# Exercise data start

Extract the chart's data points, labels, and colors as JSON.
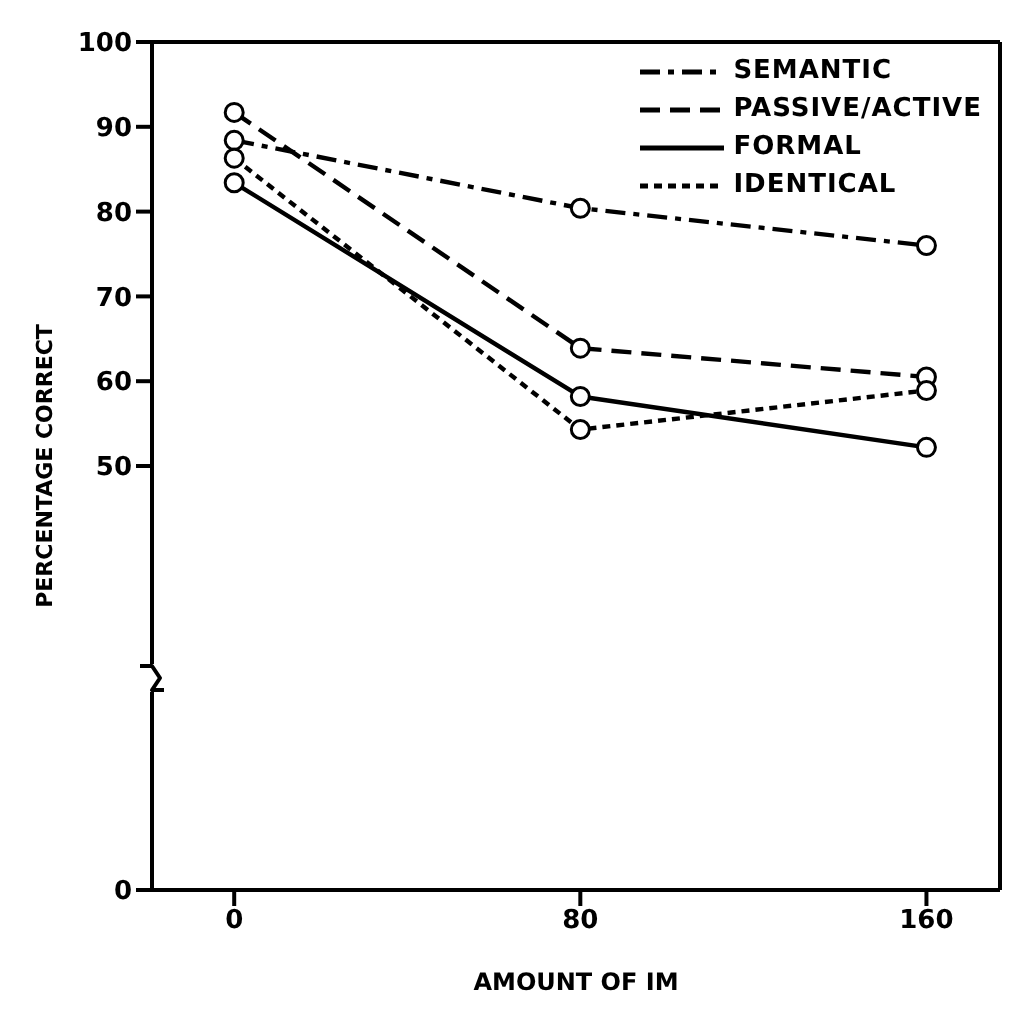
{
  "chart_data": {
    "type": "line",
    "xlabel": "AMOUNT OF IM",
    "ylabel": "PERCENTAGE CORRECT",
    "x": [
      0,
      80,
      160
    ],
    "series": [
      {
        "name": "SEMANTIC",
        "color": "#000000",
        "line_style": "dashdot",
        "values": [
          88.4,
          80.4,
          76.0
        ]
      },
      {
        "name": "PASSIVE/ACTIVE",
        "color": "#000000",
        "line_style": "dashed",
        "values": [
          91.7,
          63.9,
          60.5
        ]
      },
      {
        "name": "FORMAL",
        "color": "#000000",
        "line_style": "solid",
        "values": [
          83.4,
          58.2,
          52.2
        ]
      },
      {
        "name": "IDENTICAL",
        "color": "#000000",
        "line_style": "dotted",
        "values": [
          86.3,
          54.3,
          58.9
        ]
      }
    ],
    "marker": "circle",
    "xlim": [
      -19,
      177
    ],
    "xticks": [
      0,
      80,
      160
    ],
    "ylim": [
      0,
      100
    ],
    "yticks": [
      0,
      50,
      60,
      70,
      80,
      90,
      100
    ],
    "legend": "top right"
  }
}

# Exercise data end
# Exercise data start

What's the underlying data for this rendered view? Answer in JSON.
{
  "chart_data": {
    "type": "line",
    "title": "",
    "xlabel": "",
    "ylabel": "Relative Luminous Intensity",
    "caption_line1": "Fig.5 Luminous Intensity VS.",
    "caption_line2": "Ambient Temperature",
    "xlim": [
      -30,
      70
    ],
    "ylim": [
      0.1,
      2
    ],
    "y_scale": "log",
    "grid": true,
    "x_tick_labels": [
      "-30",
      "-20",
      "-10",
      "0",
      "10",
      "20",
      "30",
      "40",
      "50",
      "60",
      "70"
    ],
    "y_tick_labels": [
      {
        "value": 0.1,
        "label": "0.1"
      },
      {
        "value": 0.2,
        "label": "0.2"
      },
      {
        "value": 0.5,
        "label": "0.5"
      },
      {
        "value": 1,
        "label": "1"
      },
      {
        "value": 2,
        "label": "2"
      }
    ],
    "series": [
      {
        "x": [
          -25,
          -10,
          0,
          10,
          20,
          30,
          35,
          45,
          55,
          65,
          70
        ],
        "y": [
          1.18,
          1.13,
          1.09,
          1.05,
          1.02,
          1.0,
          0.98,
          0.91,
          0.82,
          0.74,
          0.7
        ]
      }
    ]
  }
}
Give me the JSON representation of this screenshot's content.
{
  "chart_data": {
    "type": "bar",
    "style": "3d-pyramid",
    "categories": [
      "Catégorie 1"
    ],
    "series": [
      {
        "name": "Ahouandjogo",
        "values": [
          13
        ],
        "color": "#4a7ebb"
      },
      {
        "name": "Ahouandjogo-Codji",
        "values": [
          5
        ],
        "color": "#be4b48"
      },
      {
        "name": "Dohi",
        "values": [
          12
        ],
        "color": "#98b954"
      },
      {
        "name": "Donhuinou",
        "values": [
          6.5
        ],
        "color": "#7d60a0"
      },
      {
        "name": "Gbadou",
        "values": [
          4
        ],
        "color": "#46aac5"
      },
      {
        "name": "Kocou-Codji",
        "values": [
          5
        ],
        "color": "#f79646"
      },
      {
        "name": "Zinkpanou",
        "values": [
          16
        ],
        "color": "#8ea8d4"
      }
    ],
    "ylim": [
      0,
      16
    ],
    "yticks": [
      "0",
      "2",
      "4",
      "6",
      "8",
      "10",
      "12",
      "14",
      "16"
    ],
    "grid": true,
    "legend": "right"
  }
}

# Exercise data end
# Exercise data start

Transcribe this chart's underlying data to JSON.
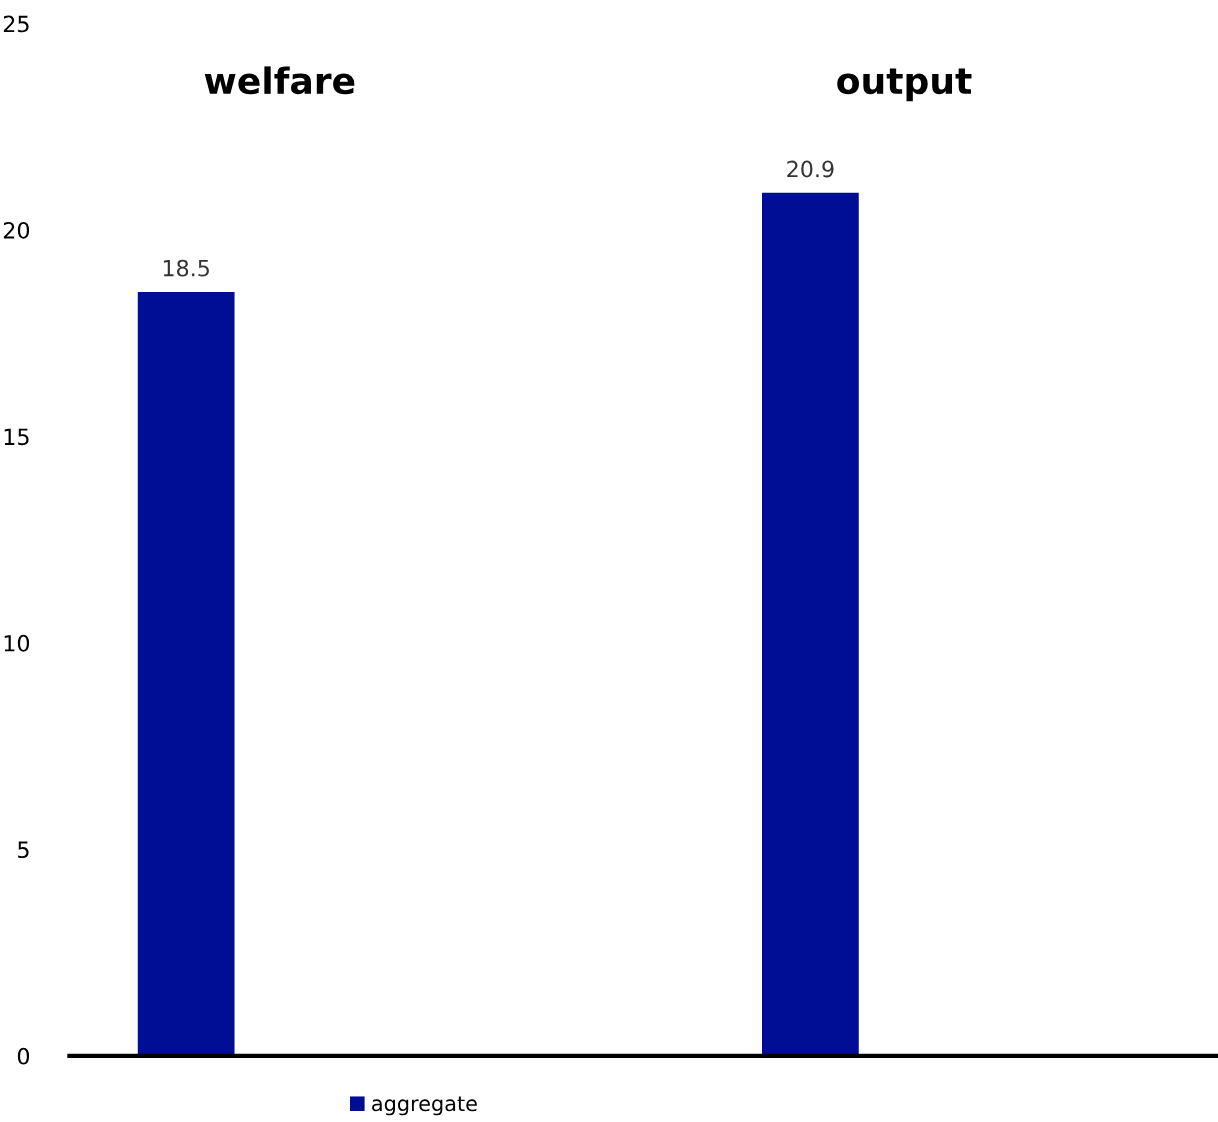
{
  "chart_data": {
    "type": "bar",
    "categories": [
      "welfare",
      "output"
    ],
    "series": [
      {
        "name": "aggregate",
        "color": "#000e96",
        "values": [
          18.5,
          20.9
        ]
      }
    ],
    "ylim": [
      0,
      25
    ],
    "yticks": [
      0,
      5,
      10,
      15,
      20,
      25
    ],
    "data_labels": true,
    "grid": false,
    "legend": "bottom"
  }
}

# Exercise data end

Given problem:
The lines to collect are those holding the string "name"; copy them all.

Response:
        "name": "SEMANTIC",
        "name": "PASSIVE/ACTIVE",
        "name": "FORMAL",
        "name": "IDENTICAL",
        "name": "Ahouandjogo",
        "name": "Ahouandjogo-Codji",
        "name": "Dohi",
        "name": "Donhuinou",
        "name": "Gbadou",
        "name": "Kocou-Codji",
        "name": "Zinkpanou",
        "name": "aggregate",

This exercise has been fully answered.